§ **What is required**:
Write out every entry, unchanged. Skip any picture.

§ **Raw data**:
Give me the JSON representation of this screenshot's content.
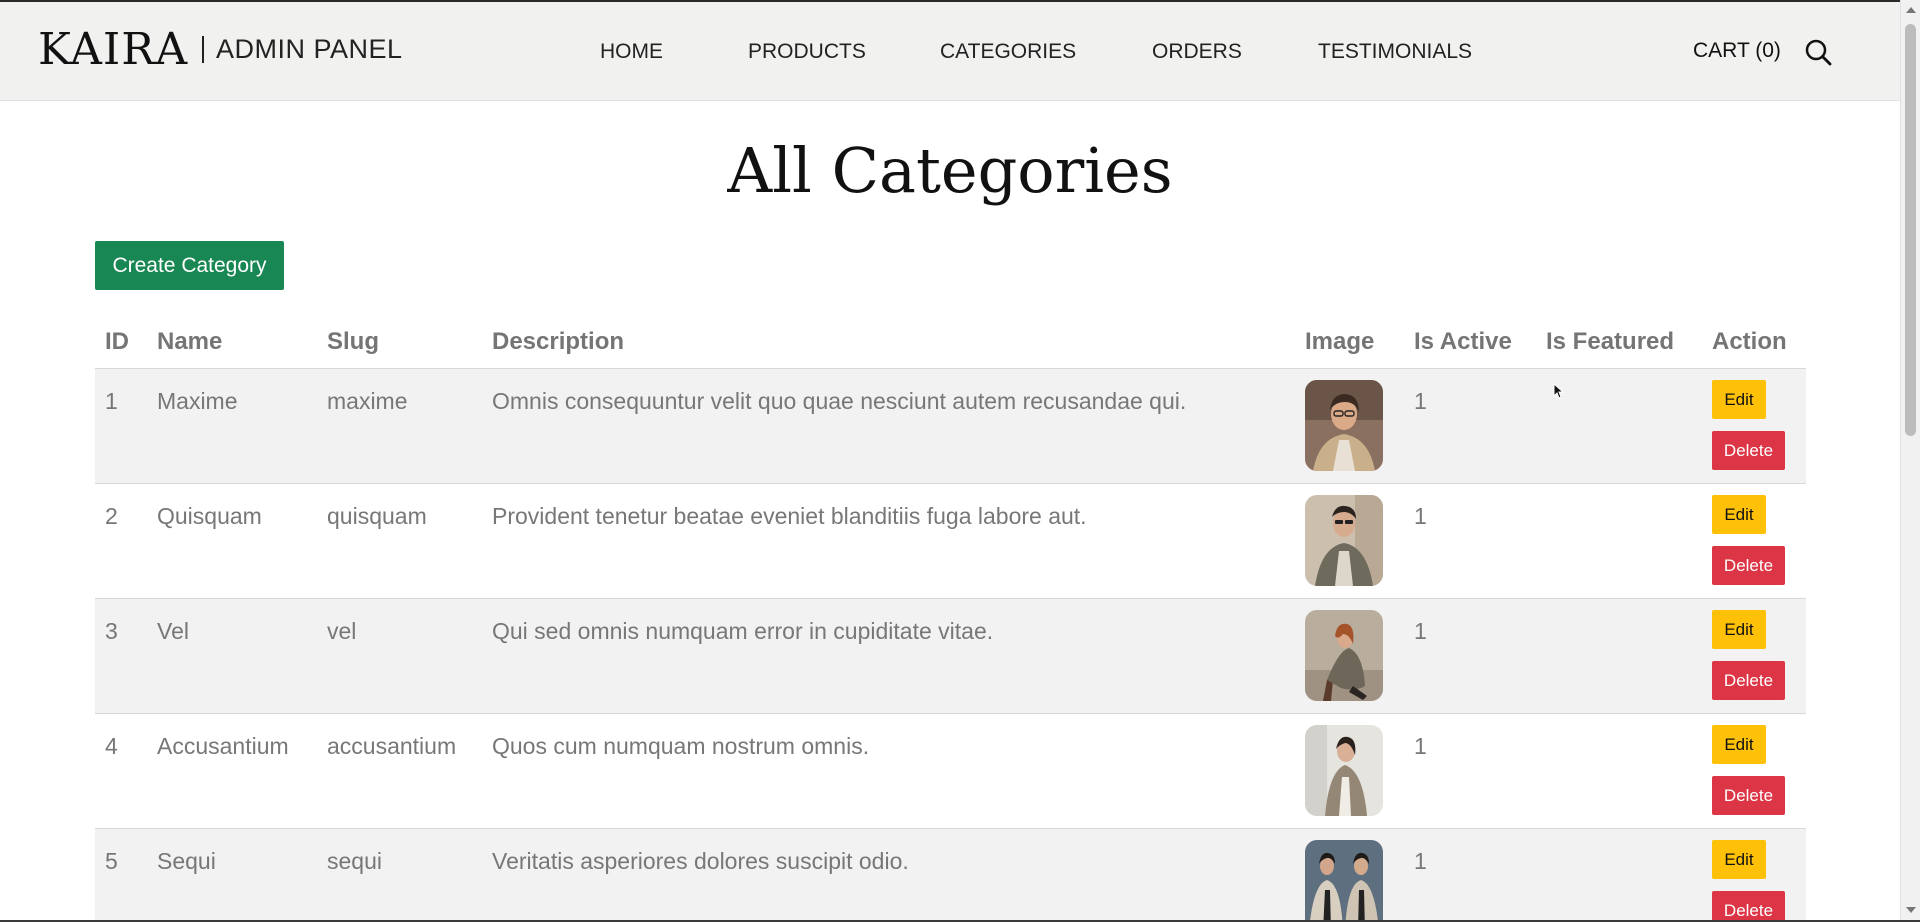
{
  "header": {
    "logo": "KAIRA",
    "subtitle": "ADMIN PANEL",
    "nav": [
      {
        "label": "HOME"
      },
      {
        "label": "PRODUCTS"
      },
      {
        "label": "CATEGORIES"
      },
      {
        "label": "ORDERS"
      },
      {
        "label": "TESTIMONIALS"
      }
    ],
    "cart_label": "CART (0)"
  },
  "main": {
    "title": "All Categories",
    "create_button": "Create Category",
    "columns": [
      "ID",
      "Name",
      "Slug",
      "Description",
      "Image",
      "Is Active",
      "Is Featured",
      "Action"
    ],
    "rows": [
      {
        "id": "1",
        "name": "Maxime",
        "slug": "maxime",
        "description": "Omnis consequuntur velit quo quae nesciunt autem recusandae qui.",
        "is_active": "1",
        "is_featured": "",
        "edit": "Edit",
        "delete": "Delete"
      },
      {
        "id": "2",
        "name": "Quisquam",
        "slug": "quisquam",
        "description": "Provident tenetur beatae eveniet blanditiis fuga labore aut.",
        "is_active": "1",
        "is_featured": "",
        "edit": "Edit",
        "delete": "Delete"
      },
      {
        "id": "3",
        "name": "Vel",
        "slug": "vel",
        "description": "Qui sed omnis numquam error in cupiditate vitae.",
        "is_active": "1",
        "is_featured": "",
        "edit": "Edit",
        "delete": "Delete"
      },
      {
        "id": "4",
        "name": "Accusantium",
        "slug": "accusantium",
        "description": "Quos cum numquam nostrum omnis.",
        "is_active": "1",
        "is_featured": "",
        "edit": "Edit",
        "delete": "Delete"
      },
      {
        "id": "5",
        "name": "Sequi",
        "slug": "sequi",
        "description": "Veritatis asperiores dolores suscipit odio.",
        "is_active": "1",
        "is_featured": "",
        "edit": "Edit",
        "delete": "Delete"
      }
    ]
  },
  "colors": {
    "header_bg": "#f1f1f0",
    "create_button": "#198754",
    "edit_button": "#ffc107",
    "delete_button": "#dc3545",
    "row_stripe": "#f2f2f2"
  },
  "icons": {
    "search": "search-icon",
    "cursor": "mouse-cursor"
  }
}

§ **Answer in full**:
Give me the JSON representation of this screenshot's content.
{
  "header": {
    "logo": "KAIRA",
    "subtitle": "ADMIN PANEL",
    "nav": [
      {
        "label": "HOME"
      },
      {
        "label": "PRODUCTS"
      },
      {
        "label": "CATEGORIES"
      },
      {
        "label": "ORDERS"
      },
      {
        "label": "TESTIMONIALS"
      }
    ],
    "cart_label": "CART (0)"
  },
  "main": {
    "title": "All Categories",
    "create_button": "Create Category",
    "columns": [
      "ID",
      "Name",
      "Slug",
      "Description",
      "Image",
      "Is Active",
      "Is Featured",
      "Action"
    ],
    "rows": [
      {
        "id": "1",
        "name": "Maxime",
        "slug": "maxime",
        "description": "Omnis consequuntur velit quo quae nesciunt autem recusandae qui.",
        "is_active": "1",
        "is_featured": "",
        "edit": "Edit",
        "delete": "Delete"
      },
      {
        "id": "2",
        "name": "Quisquam",
        "slug": "quisquam",
        "description": "Provident tenetur beatae eveniet blanditiis fuga labore aut.",
        "is_active": "1",
        "is_featured": "",
        "edit": "Edit",
        "delete": "Delete"
      },
      {
        "id": "3",
        "name": "Vel",
        "slug": "vel",
        "description": "Qui sed omnis numquam error in cupiditate vitae.",
        "is_active": "1",
        "is_featured": "",
        "edit": "Edit",
        "delete": "Delete"
      },
      {
        "id": "4",
        "name": "Accusantium",
        "slug": "accusantium",
        "description": "Quos cum numquam nostrum omnis.",
        "is_active": "1",
        "is_featured": "",
        "edit": "Edit",
        "delete": "Delete"
      },
      {
        "id": "5",
        "name": "Sequi",
        "slug": "sequi",
        "description": "Veritatis asperiores dolores suscipit odio.",
        "is_active": "1",
        "is_featured": "",
        "edit": "Edit",
        "delete": "Delete"
      }
    ]
  },
  "colors": {
    "header_bg": "#f1f1f0",
    "create_button": "#198754",
    "edit_button": "#ffc107",
    "delete_button": "#dc3545",
    "row_stripe": "#f2f2f2"
  },
  "icons": {
    "search": "search-icon",
    "cursor": "mouse-cursor"
  }
}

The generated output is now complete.